▶ THE PROBLEM:
Each entry below is to be duplicated verbatim.

Dataset items

---*---

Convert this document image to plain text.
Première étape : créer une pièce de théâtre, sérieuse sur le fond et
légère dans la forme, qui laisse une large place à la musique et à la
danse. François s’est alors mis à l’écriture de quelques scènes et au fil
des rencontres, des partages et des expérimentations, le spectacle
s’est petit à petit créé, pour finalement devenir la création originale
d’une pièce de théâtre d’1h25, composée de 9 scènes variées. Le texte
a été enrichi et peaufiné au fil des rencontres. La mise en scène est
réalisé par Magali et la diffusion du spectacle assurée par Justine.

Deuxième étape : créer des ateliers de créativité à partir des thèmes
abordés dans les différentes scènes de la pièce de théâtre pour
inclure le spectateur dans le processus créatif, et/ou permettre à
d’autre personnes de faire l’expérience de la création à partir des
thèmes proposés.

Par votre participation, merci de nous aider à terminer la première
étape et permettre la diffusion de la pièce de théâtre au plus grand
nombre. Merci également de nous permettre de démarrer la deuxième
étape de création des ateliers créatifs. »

---*---

▶ SOLUTION TO THE PROBLEM:
Convert this document image to plain text.
Première étape : créer une pièce de théâtre, sérieuse sur le fond et
légère dans la forme, qui laisse une large place à la musique et à la
danse. François s’est alors mis à l’écriture de quelques scènes et au fil
des rencontres, des partages et des expérimentations, le spectacle
s’est petit à petit créé, pour finalement devenir la création originale
d’une pièce de théâtre d’1h25, composée de 9 scènes variées. Le texte
a été enrichi et peaufiné au fil des rencontres. La mise en scène est
réalisé par Magali et la diffusion du spectacle assurée par Justine.

Deuxième étape : créer des ateliers de créativité à partir des thèmes
abordés dans les différentes scènes de la pièce de théâtre pour
inclure le spectateur dans le processus créatif, et/ou permettre à
d’autre personnes de faire l’expérience de la création à partir des
thèmes proposés.

Par votre participation, merci de nous aider à terminer la première
étape et permettre la diffusion de la pièce de théâtre au plus grand
nombre. Merci également de nous permettre de démarrer la deuxième
étape de création des ateliers créatifs. »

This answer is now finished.